* _GIVEN REQUEST_
Where a line holds "Score", copy it.

— begin —

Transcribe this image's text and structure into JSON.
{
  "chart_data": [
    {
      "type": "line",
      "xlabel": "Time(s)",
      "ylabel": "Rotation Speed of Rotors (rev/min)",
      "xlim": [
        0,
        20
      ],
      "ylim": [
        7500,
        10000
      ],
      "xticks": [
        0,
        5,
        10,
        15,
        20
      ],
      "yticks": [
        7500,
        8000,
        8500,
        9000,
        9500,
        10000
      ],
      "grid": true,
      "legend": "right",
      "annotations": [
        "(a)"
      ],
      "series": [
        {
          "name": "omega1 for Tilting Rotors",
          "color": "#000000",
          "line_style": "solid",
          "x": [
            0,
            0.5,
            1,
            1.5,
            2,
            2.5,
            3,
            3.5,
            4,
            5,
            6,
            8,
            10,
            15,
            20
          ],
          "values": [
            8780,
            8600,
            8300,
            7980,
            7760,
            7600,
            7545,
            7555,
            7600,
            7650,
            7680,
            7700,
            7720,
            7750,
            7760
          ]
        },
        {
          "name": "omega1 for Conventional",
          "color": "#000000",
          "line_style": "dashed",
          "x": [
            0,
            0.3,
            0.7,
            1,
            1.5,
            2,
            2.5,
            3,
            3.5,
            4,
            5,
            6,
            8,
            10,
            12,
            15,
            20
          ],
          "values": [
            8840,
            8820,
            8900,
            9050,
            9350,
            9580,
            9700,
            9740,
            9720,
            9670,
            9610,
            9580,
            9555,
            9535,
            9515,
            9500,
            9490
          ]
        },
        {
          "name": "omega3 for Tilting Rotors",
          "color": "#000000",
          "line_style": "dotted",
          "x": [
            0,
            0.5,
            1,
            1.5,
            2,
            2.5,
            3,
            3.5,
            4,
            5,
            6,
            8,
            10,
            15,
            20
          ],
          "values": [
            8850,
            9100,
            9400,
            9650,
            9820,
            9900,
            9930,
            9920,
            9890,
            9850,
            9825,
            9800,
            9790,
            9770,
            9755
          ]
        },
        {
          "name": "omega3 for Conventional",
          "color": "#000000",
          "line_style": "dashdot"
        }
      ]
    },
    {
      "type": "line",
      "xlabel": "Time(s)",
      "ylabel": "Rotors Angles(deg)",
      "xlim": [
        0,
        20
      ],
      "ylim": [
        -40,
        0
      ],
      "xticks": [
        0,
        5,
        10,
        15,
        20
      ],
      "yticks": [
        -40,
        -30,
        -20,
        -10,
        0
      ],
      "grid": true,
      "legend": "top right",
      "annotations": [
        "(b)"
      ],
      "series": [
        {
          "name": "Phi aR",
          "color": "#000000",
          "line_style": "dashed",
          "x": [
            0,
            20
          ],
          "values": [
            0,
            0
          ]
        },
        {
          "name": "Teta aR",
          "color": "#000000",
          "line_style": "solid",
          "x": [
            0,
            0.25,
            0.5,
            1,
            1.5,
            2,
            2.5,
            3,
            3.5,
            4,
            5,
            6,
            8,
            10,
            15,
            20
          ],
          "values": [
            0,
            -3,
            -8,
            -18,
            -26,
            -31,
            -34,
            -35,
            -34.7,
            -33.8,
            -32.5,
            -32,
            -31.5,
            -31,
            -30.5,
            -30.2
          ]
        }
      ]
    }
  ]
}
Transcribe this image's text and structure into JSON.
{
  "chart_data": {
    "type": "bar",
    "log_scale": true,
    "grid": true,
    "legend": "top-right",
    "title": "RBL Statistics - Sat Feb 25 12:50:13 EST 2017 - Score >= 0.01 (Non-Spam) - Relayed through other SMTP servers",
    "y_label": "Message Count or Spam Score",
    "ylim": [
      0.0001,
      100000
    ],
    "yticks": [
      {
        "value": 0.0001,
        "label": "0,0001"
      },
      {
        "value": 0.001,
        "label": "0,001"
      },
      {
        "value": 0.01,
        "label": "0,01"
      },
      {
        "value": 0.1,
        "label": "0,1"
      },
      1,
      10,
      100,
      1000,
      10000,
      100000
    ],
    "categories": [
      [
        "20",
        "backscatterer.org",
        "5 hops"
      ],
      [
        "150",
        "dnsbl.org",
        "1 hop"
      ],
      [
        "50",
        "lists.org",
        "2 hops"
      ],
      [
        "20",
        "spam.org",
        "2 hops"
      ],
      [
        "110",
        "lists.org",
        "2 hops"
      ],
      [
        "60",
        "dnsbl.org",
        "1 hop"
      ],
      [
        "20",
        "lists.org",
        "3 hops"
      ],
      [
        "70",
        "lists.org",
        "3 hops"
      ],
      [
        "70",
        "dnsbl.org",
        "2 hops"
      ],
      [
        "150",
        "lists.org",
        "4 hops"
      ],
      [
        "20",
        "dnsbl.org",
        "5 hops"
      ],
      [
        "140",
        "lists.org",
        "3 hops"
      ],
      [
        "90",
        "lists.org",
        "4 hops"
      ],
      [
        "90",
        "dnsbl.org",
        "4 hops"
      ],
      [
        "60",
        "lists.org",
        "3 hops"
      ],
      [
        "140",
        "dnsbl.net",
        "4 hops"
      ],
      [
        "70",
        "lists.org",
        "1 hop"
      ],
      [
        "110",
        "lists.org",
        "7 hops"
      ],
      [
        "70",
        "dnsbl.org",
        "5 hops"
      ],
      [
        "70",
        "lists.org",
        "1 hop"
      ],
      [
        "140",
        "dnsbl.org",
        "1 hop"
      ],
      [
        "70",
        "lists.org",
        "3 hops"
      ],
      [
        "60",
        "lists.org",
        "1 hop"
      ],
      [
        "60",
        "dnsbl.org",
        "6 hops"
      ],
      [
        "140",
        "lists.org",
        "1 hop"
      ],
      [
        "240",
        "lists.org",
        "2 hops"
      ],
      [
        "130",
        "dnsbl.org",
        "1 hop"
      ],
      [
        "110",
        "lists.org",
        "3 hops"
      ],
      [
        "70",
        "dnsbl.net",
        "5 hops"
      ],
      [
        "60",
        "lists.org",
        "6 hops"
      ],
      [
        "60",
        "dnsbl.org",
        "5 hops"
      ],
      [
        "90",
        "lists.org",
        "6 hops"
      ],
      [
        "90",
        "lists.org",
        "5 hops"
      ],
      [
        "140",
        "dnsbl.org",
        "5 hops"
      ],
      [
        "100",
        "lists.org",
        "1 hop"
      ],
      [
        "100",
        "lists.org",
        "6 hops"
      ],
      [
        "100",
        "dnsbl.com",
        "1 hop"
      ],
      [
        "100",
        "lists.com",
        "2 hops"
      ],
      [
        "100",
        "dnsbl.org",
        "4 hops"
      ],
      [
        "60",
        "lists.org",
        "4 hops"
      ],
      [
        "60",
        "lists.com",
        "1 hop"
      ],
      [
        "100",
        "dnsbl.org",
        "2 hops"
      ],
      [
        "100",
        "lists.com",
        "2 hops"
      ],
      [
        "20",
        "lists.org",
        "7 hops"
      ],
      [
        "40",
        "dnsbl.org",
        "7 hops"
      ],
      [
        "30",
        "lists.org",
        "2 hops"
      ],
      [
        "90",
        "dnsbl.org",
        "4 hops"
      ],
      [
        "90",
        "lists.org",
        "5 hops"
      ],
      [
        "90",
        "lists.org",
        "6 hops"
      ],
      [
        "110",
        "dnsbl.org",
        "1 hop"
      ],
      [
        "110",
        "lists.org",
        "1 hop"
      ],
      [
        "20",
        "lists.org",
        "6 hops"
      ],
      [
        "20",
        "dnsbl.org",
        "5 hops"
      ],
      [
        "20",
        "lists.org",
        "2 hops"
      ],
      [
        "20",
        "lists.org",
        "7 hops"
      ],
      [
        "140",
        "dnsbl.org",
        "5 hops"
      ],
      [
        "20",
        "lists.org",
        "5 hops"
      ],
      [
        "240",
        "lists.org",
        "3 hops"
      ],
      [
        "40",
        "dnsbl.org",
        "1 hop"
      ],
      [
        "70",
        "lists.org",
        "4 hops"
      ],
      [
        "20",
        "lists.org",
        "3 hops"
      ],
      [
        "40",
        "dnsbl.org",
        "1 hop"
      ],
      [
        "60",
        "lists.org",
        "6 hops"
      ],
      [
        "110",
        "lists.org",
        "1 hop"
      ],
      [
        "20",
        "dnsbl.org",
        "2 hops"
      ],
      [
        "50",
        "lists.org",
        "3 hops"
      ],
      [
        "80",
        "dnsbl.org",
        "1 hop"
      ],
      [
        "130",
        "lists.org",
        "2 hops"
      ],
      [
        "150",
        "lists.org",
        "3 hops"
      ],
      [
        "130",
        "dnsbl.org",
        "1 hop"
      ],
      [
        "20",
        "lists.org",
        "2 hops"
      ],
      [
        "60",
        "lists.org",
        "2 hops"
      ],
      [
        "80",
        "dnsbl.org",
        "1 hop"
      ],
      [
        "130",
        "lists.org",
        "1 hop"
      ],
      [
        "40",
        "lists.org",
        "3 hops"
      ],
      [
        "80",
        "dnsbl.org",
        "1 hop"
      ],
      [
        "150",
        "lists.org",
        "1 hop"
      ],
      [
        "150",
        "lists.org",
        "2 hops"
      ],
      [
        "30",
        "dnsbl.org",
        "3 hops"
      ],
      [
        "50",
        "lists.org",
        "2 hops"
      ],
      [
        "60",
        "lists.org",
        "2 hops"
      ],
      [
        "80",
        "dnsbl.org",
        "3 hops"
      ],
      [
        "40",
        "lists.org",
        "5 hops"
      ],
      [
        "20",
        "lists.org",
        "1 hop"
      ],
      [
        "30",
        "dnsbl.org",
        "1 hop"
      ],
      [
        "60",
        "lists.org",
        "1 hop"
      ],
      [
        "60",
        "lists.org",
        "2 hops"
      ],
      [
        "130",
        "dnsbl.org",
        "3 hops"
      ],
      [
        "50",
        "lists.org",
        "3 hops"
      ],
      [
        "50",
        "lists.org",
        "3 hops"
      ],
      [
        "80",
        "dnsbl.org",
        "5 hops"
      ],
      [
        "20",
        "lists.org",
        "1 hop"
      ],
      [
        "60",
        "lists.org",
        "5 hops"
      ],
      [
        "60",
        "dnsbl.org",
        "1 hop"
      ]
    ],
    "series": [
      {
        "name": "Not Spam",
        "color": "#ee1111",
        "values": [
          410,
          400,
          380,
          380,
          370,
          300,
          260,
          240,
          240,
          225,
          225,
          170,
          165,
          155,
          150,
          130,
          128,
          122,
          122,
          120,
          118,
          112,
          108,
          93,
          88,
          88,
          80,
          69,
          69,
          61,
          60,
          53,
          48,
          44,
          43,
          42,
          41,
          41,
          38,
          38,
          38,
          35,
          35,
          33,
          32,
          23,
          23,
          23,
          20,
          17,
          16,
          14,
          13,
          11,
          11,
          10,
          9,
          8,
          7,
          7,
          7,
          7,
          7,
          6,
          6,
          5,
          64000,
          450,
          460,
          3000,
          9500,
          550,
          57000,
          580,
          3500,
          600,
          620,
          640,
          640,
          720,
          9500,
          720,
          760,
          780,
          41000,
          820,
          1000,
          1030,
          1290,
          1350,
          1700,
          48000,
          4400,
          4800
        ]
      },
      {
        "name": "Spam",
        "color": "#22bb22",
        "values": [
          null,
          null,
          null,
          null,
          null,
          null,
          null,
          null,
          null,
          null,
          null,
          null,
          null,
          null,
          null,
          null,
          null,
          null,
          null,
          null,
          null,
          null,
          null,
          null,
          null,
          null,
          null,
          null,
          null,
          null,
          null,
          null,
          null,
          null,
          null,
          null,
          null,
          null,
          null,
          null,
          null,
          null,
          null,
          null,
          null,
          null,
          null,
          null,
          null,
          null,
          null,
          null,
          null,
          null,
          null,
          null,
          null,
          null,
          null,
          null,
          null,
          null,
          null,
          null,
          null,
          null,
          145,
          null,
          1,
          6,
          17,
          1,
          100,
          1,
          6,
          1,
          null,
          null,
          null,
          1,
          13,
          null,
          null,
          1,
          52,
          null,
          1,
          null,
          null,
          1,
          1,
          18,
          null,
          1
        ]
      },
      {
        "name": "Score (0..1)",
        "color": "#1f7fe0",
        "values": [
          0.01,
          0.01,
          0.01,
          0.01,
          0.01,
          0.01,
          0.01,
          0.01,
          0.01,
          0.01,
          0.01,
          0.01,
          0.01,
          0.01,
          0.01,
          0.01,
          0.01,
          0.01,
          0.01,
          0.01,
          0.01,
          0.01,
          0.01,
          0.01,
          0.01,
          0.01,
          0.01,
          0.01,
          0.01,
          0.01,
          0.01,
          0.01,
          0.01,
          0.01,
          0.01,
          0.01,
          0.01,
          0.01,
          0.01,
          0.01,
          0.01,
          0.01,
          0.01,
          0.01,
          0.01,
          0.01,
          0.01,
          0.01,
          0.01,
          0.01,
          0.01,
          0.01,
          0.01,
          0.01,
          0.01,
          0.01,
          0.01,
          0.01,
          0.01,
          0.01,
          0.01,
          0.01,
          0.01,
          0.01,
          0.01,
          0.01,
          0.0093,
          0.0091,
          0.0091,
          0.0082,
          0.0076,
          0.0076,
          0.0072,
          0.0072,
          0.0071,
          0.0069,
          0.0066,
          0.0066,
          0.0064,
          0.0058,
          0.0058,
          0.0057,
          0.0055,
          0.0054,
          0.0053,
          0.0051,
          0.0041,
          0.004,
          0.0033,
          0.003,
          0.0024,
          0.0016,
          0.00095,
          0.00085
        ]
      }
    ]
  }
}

— end —

* _WRITTEN SOLUTION_
    "title": "RBL Statistics - Sat Feb 25 12:50:13 EST 2017 - Score >= 0.01 (Non-Spam) - Relayed through other SMTP servers",
    "y_label": "Message Count or Spam Score",
        "name": "Score (0..1)",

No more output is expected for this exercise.